⟨

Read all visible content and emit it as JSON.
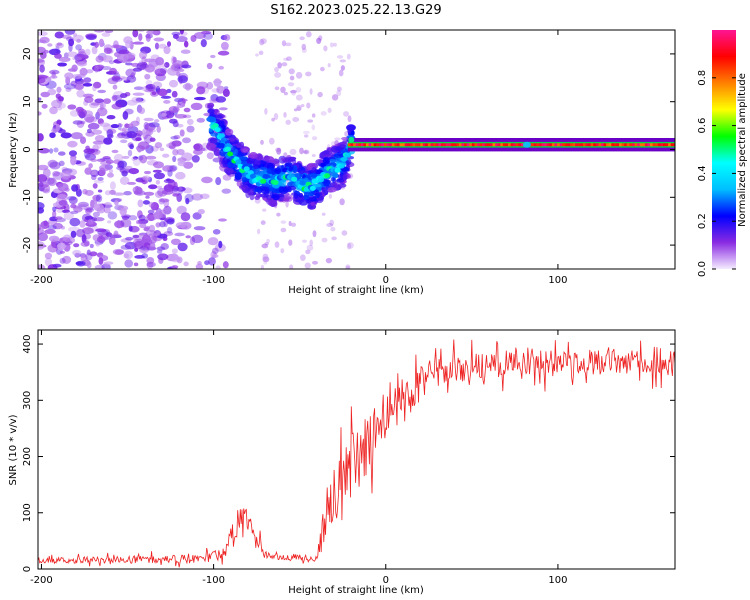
{
  "title": "S162.2023.025.22.13.G29",
  "chart_data": [
    {
      "type": "heatmap",
      "name": "spectrogram",
      "xlabel": "Height of straight line (km)",
      "ylabel": "Frequency (Hz)",
      "xlim": [
        -202,
        168
      ],
      "ylim": [
        -25,
        25
      ],
      "xticks": [
        -200,
        -100,
        0,
        100
      ],
      "yticks": [
        20,
        10,
        0,
        -10,
        -20
      ],
      "colorbar": {
        "label": "Normalized spectral amplitude",
        "range": [
          0,
          1
        ],
        "ticks": [
          "0.0",
          "0.2",
          "0.4",
          "0.6",
          "0.8"
        ],
        "colors": [
          "#f4ecff",
          "#8a2be2",
          "#0000ff",
          "#00bfff",
          "#00ffff",
          "#00ff00",
          "#ffff00",
          "#ff8000",
          "#ff0000",
          "#ff1493"
        ]
      },
      "ridge": {
        "x": [
          -100,
          -95,
          -90,
          -85,
          -80,
          -75,
          -70,
          -65,
          -60,
          -55,
          -50,
          -45,
          -40,
          -35,
          -30,
          -25,
          -20,
          -15,
          -10,
          0,
          20,
          50,
          80,
          100,
          130,
          168
        ],
        "y": [
          5,
          2,
          -1,
          -3,
          -5,
          -6,
          -6,
          -7,
          -6,
          -6,
          -7,
          -8,
          -7,
          -5,
          -4,
          -3,
          1,
          2,
          1.5,
          1,
          1,
          1,
          1,
          1,
          1,
          1
        ]
      }
    },
    {
      "type": "line",
      "name": "snr",
      "xlabel": "Height of straight line (km)",
      "ylabel": "SNR (10 * v/v)",
      "xlim": [
        -202,
        168
      ],
      "ylim": [
        0,
        425
      ],
      "xticks": [
        -200,
        -100,
        0,
        100
      ],
      "yticks": [
        0,
        100,
        200,
        300,
        400
      ],
      "color": "#ee2222",
      "envelope": {
        "x": [
          -202,
          -110,
          -95,
          -88,
          -85,
          -80,
          -75,
          -70,
          -60,
          -50,
          -40,
          -37,
          -35,
          -30,
          -25,
          -20,
          -15,
          -10,
          -5,
          0,
          10,
          20,
          25,
          35,
          50,
          80,
          100,
          130,
          168
        ],
        "y": [
          15,
          18,
          30,
          60,
          95,
          80,
          50,
          25,
          22,
          20,
          20,
          60,
          90,
          120,
          150,
          170,
          200,
          230,
          250,
          270,
          300,
          330,
          345,
          355,
          360,
          370,
          365,
          370,
          365
        ]
      },
      "noise_amplitude": {
        "x": [
          -202,
          -100,
          -95,
          -88,
          -85,
          -80,
          -70,
          -40,
          -37,
          -30,
          -20,
          -10,
          0,
          20,
          30,
          168
        ],
        "y": [
          5,
          8,
          12,
          25,
          30,
          25,
          8,
          5,
          30,
          60,
          70,
          55,
          45,
          35,
          25,
          22
        ]
      }
    }
  ]
}
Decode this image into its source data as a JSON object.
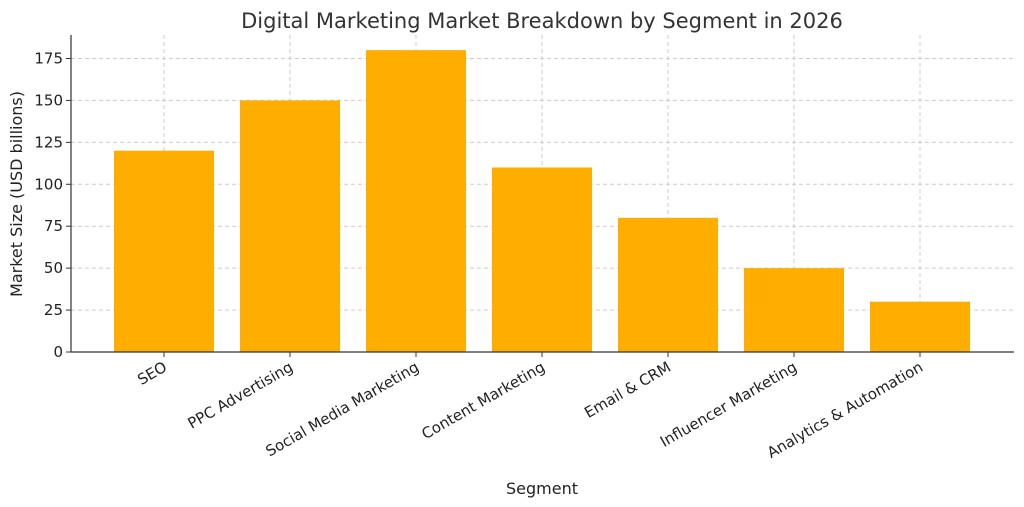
{
  "chart_data": {
    "type": "bar",
    "title": "Digital Marketing Market Breakdown by Segment in 2026",
    "xlabel": "Segment",
    "ylabel": "Market Size (USD billions)",
    "categories": [
      "SEO",
      "PPC Advertising",
      "Social Media Marketing",
      "Content Marketing",
      "Email & CRM",
      "Influencer Marketing",
      "Analytics & Automation"
    ],
    "values": [
      120,
      150,
      180,
      110,
      80,
      50,
      30
    ],
    "yticks": [
      0,
      25,
      50,
      75,
      100,
      125,
      150,
      175
    ],
    "ylim": [
      0,
      189
    ],
    "grid": true,
    "bar_color": "#FFAE00"
  }
}
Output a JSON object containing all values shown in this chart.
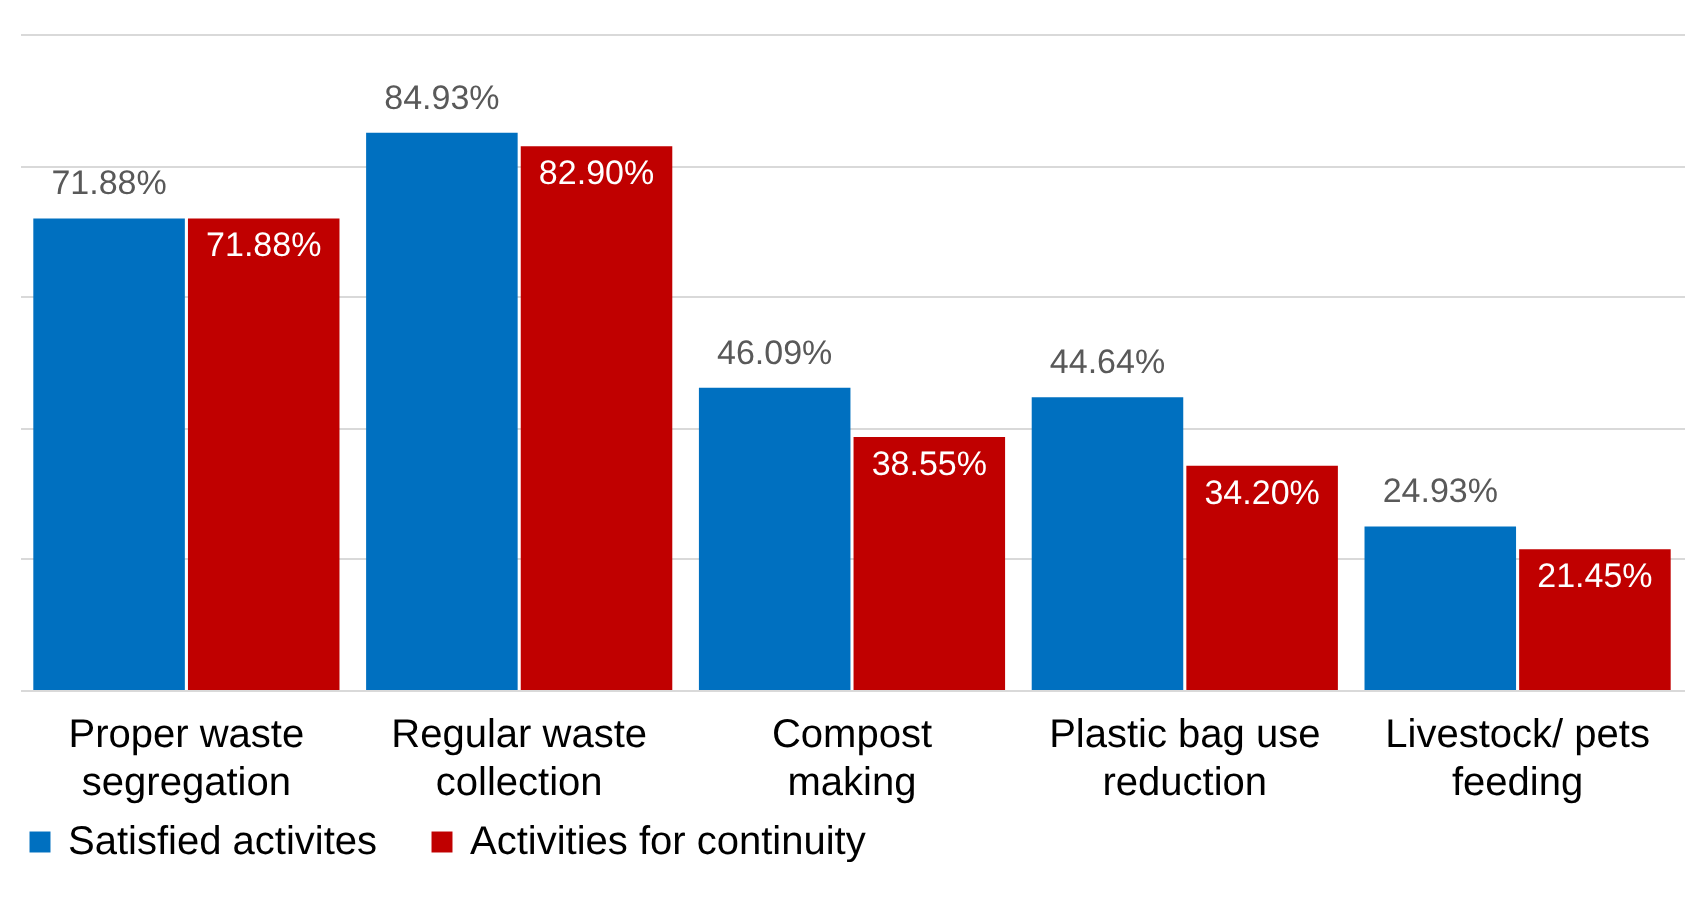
{
  "chart_data": {
    "type": "bar",
    "categories": [
      "Proper waste segregation",
      "Regular waste collection",
      "Compost making",
      "Plastic bag use reduction",
      "Livestock/ pets feeding"
    ],
    "series": [
      {
        "name": "Satisfied activites",
        "color": "#0070c0",
        "values": [
          71.88,
          84.93,
          46.09,
          44.64,
          24.93
        ],
        "value_labels": [
          "71.88%",
          "84.93%",
          "46.09%",
          "44.64%",
          "24.93%"
        ]
      },
      {
        "name": "Activities for continuity",
        "color": "#c00000",
        "values": [
          71.88,
          82.9,
          38.55,
          34.2,
          21.45
        ],
        "value_labels": [
          "71.88%",
          "82.90%",
          "38.55%",
          "34.20%",
          "21.45%"
        ]
      }
    ],
    "ylim": [
      0,
      100
    ],
    "yticks": [
      {
        "value": 0,
        "label": null
      },
      {
        "value": 20,
        "label": null
      },
      {
        "value": 40,
        "label": null
      },
      {
        "value": 60,
        "label": null
      },
      {
        "value": 80,
        "label": null
      },
      {
        "value": 100,
        "label": null
      }
    ],
    "grid": "y",
    "legend": "bottom"
  }
}
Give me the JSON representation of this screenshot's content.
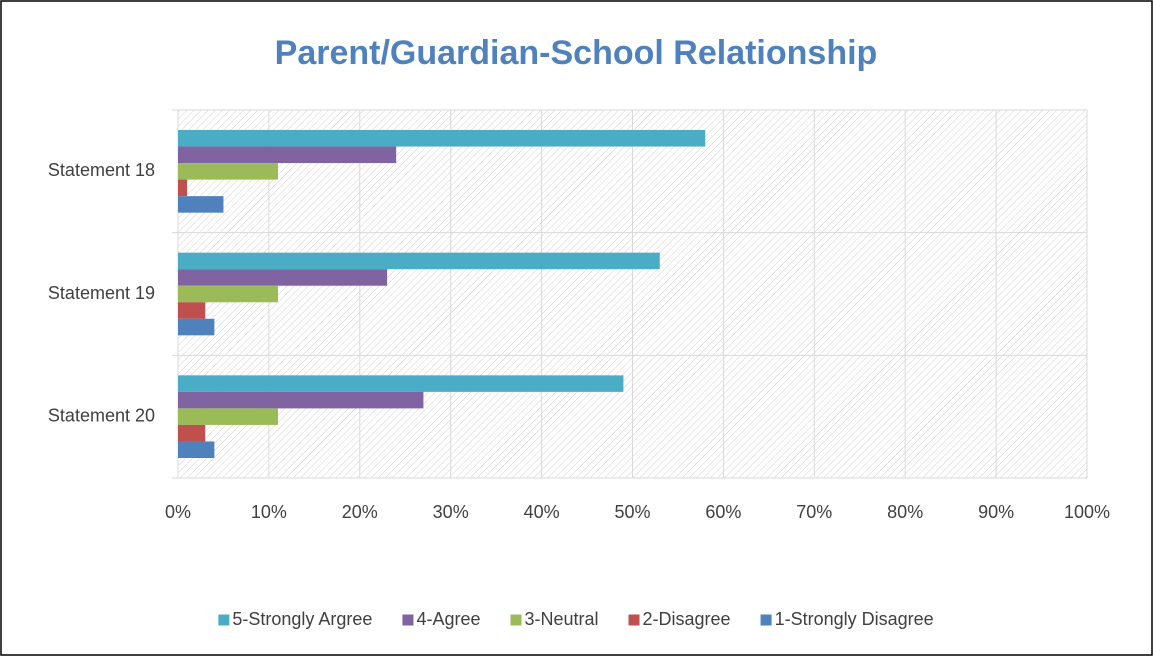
{
  "chart_data": {
    "type": "hbar",
    "title": "Parent/Guardian-School Relationship",
    "categories": [
      "Statement 18",
      "Statement 19",
      "Statement 20"
    ],
    "series": [
      {
        "name": "5-Strongly Argree",
        "color": "#4bacc6",
        "values": [
          58,
          53,
          49
        ]
      },
      {
        "name": "4-Agree",
        "color": "#8064a2",
        "values": [
          24,
          23,
          27
        ]
      },
      {
        "name": "3-Neutral",
        "color": "#9bbb59",
        "values": [
          11,
          11,
          11
        ]
      },
      {
        "name": "2-Disagree",
        "color": "#c0504d",
        "values": [
          1,
          3,
          3
        ]
      },
      {
        "name": "1-Strongly Disagree",
        "color": "#4f81bd",
        "values": [
          5,
          4,
          4
        ]
      }
    ],
    "xlim": [
      0,
      100
    ],
    "xticks": [
      {
        "value": 0,
        "label": "0%"
      },
      {
        "value": 10,
        "label": "10%"
      },
      {
        "value": 20,
        "label": "20%"
      },
      {
        "value": 30,
        "label": "30%"
      },
      {
        "value": 40,
        "label": "40%"
      },
      {
        "value": 50,
        "label": "50%"
      },
      {
        "value": 60,
        "label": "60%"
      },
      {
        "value": 70,
        "label": "70%"
      },
      {
        "value": 80,
        "label": "80%"
      },
      {
        "value": 90,
        "label": "90%"
      },
      {
        "value": 100,
        "label": "100%"
      }
    ],
    "grid": true,
    "legend": "bottom"
  }
}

⟩

--- What you should do ---
Write out every line from the entries where "Strongly" appears.

--- Exercise answer ---
        "name": "5-Strongly Argree",
        "name": "1-Strongly Disagree",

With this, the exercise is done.